Would it be possible to write out each entry below exactly, without the pictures?

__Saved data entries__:
———
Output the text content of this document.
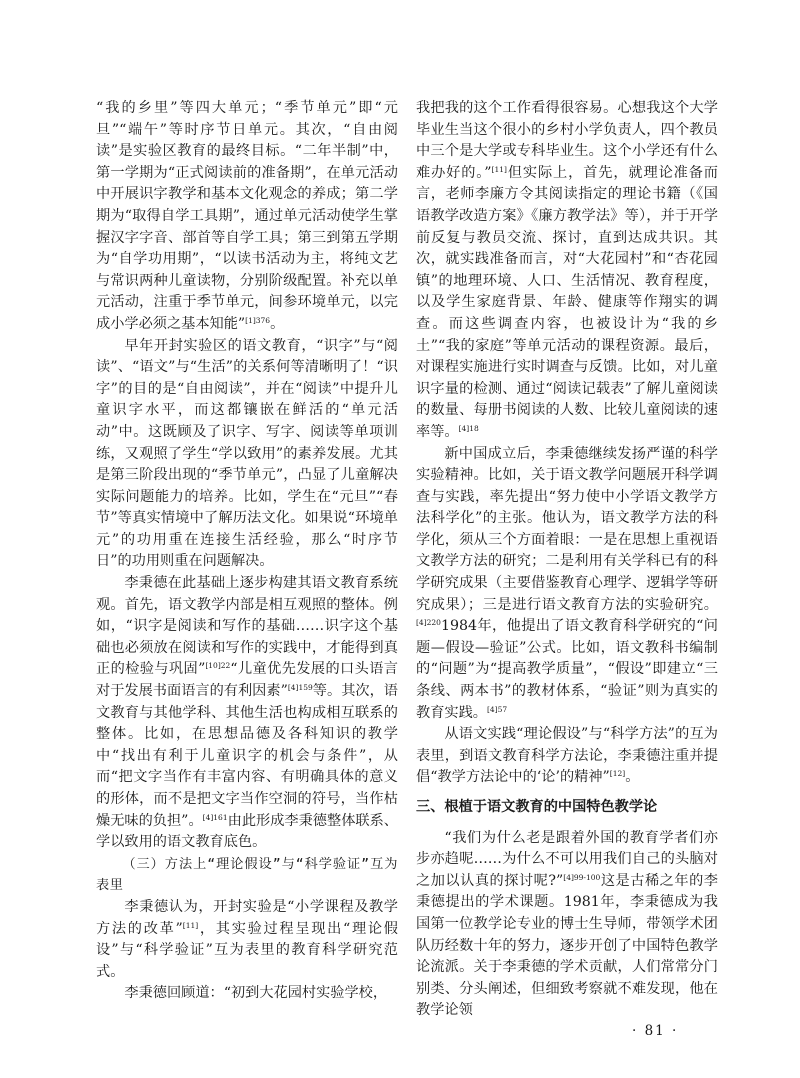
“我的乡里”等四大单元；“季节单元”即“元旦”“端午”等时序节日单元。其次，“自由阅读”是实验区教育的最终目标。“二年半制”中，第一学期为“正式阅读前的准备期”，在单元活动中开展识字教学和基本文化观念的养成；第二学期为“取得自学工具期”，通过单元活动使学生掌握汉字字音、部首等自学工具；第三到第五学期为“自学功用期”，“以读书活动为主，将纯文艺与常识两种儿童读物，分别阶级配置。补充以单元活动，注重于季节单元，间参环境单元，以完成小学必须之基本知能”$^{[1]376}$。

早年开封实验区的语文教育，“识字”与“阅读”、“语文”与“生活”的关系何等清晰明了！“识字”的目的是“自由阅读”，并在“阅读”中提升儿童识字水平，而这都镶嵌在鲜活的“单元活动”中。这既顾及了识字、写字、阅读等单项训练，又观照了学生“学以致用”的素养发展。尤其是第三阶段出现的“季节单元”，凸显了儿童解决实际问题能力的培养。比如，学生在“元旦”“春节”等真实情境中了解历法文化。如果说“环境单元”的功用重在连接生活经验，那么“时序节日”的功用则重在问题解决。

李秉德在此基础上逐步构建其语文教育系统观。首先，语文教学内部是相互观照的整体。例如，“识字是阅读和写作的基础……识字这个基础也必须放在阅读和写作的实践中，才能得到真正的检验与巩固”$^{[10]22}$“儿童优先发展的口头语言对于发展书面语言的有利因素”$^{[4]159}$等。其次，语文教育与其他学科、其他生活也构成相互联系的整体。比如，在思想品德及各科知识的教学中“找出有利于儿童识字的机会与条件”，从而“把文字当作有丰富内容、有明确具体的意义的形体，而不是把文字当作空洞的符号，当作枯燥无味的负担”。$^{[4]161}$由此形成李秉德整体联系、学以致用的语文教育底色。

（三）方法上“理论假设”与“科学验证”互为表里

李秉德认为，开封实验是“小学课程及教学方法的改革”[11]，其实验过程呈现出“理论假设”与“科学验证”互为表里的教育科学研究范式。

李秉德回顾道：“初到大花园村实验学校，

我把我的这个工作看得很容易。心想我这个大学毕业生当这个很小的乡村小学负责人，四个教员中三个是大学或专科毕业生。这个小学还有什么难办好的。”[11]但实际上，首先，就理论准备而言，老师李廉方令其阅读指定的理论书籍（《国语教学改造方案》《廉方教学法》等），并于开学前反复与教员交流、探讨，直到达成共识。其次，就实践准备而言，对“大花园村”和“杏花园镇”的地理环境、人口、生活情况、教育程度，以及学生家庭背景、年龄、健康等作翔实的调查。而这些调查内容，也被设计为“我的乡土”“我的家庭”等单元活动的课程资源。最后，对课程实施进行实时调查与反馈。比如，对儿童识字量的检测、通过“阅读记载表”了解儿童阅读的数量、每册书阅读的人数、比较儿童阅读的速率等。$^{[4]18}$

新中国成立后，李秉德继续发扬严谨的科学实验精神。比如，关于语文教学问题展开科学调查与实践，率先提出“努力使中小学语文教学方法科学化”的主张。他认为，语文教学方法的科学化，须从三个方面着眼：一是在思想上重视语文教学方法的研究；二是利用有关学科已有的科学研究成果（主要借鉴教育心理学、逻辑学等研究成果）；三是进行语文教育方法的实验研究。$^{[4]220}$1984年，他提出了语文教育科学研究的“问题—假设—验证”公式。比如，语文教科书编制的“问题”为“提高教学质量”，“假设”即建立“三条线、两本书”的教材体系，“验证”则为真实的教育实践。$^{[4]57}$

从语文实践“理论假设”与“科学方法”的互为表里，到语文教育科学方法论，李秉德注重并提倡“教学方法论中的‘论’的精神”[12]。

三、根植于语文教育的中国特色教学论

“我们为什么老是跟着外国的教育学者们亦步亦趋呢……为什么不可以用我们自己的头脑对之加以认真的探讨呢?”$^{[4]99-100}$这是古稀之年的李秉德提出的学术课题。1981年，李秉德成为我国第一位教学论专业的博士生导师，带领学术团队历经数十年的努力，逐步开创了中国特色教学论流派。关于李秉德的学术贡献，人们常常分门别类、分头阐述，但细致考察就不难发现，他在教学论领

· 81 ·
———
__Solution__:
Output the text content of this document.
“我的乡里”等四大单元；“季节单元”即“元旦”“端午”等时序节日单元。其次，“自由阅读”是实验区教育的最终目标。“二年半制”中，第一学期为“正式阅读前的准备期”，在单元活动中开展识字教学和基本文化观念的养成；第二学期为“取得自学工具期”，通过单元活动使学生掌握汉字字音、部首等自学工具；第三到第五学期为“自学功用期”，“以读书活动为主，将纯文艺与常识两种儿童读物，分别阶级配置。补充以单元活动，注重于季节单元，间参环境单元，以完成小学必须之基本知能”$^{[1]376}$。

早年开封实验区的语文教育，“识字”与“阅读”、“语文”与“生活”的关系何等清晰明了！“识字”的目的是“自由阅读”，并在“阅读”中提升儿童识字水平，而这都镶嵌在鲜活的“单元活动”中。这既顾及了识字、写字、阅读等单项训练，又观照了学生“学以致用”的素养发展。尤其是第三阶段出现的“季节单元”，凸显了儿童解决实际问题能力的培养。比如，学生在“元旦”“春节”等真实情境中了解历法文化。如果说“环境单元”的功用重在连接生活经验，那么“时序节日”的功用则重在问题解决。

李秉德在此基础上逐步构建其语文教育系统观。首先，语文教学内部是相互观照的整体。例如，“识字是阅读和写作的基础……识字这个基础也必须放在阅读和写作的实践中，才能得到真正的检验与巩固”$^{[10]22}$“儿童优先发展的口头语言对于发展书面语言的有利因素”$^{[4]159}$等。其次，语文教育与其他学科、其他生活也构成相互联系的整体。比如，在思想品德及各科知识的教学中“找出有利于儿童识字的机会与条件”，从而“把文字当作有丰富内容、有明确具体的意义的形体，而不是把文字当作空洞的符号，当作枯燥无味的负担”。$^{[4]161}$由此形成李秉德整体联系、学以致用的语文教育底色。

（三）方法上“理论假设”与“科学验证”互为表里

李秉德认为，开封实验是“小学课程及教学方法的改革”[11]，其实验过程呈现出“理论假设”与“科学验证”互为表里的教育科学研究范式。

李秉德回顾道：“初到大花园村实验学校，

我把我的这个工作看得很容易。心想我这个大学毕业生当这个很小的乡村小学负责人，四个教员中三个是大学或专科毕业生。这个小学还有什么难办好的。”[11]但实际上，首先，就理论准备而言，老师李廉方令其阅读指定的理论书籍（《国语教学改造方案》《廉方教学法》等），并于开学前反复与教员交流、探讨，直到达成共识。其次，就实践准备而言，对“大花园村”和“杏花园镇”的地理环境、人口、生活情况、教育程度，以及学生家庭背景、年龄、健康等作翔实的调查。而这些调查内容，也被设计为“我的乡土”“我的家庭”等单元活动的课程资源。最后，对课程实施进行实时调查与反馈。比如，对儿童识字量的检测、通过“阅读记载表”了解儿童阅读的数量、每册书阅读的人数、比较儿童阅读的速率等。$^{[4]18}$

新中国成立后，李秉德继续发扬严谨的科学实验精神。比如，关于语文教学问题展开科学调查与实践，率先提出“努力使中小学语文教学方法科学化”的主张。他认为，语文教学方法的科学化，须从三个方面着眼：一是在思想上重视语文教学方法的研究；二是利用有关学科已有的科学研究成果（主要借鉴教育心理学、逻辑学等研究成果）；三是进行语文教育方法的实验研究。$^{[4]220}$1984年，他提出了语文教育科学研究的“问题—假设—验证”公式。比如，语文教科书编制的“问题”为“提高教学质量”，“假设”即建立“三条线、两本书”的教材体系，“验证”则为真实的教育实践。$^{[4]57}$

从语文实践“理论假设”与“科学方法”的互为表里，到语文教育科学方法论，李秉德注重并提倡“教学方法论中的‘论’的精神”[12]。

三、根植于语文教育的中国特色教学论

“我们为什么老是跟着外国的教育学者们亦步亦趋呢……为什么不可以用我们自己的头脑对之加以认真的探讨呢?”$^{[4]99-100}$这是古稀之年的李秉德提出的学术课题。1981年，李秉德成为我国第一位教学论专业的博士生导师，带领学术团队历经数十年的努力，逐步开创了中国特色教学论流派。关于李秉德的学术贡献，人们常常分门别类、分头阐述，但细致考察就不难发现，他在教学论领

· 81 ·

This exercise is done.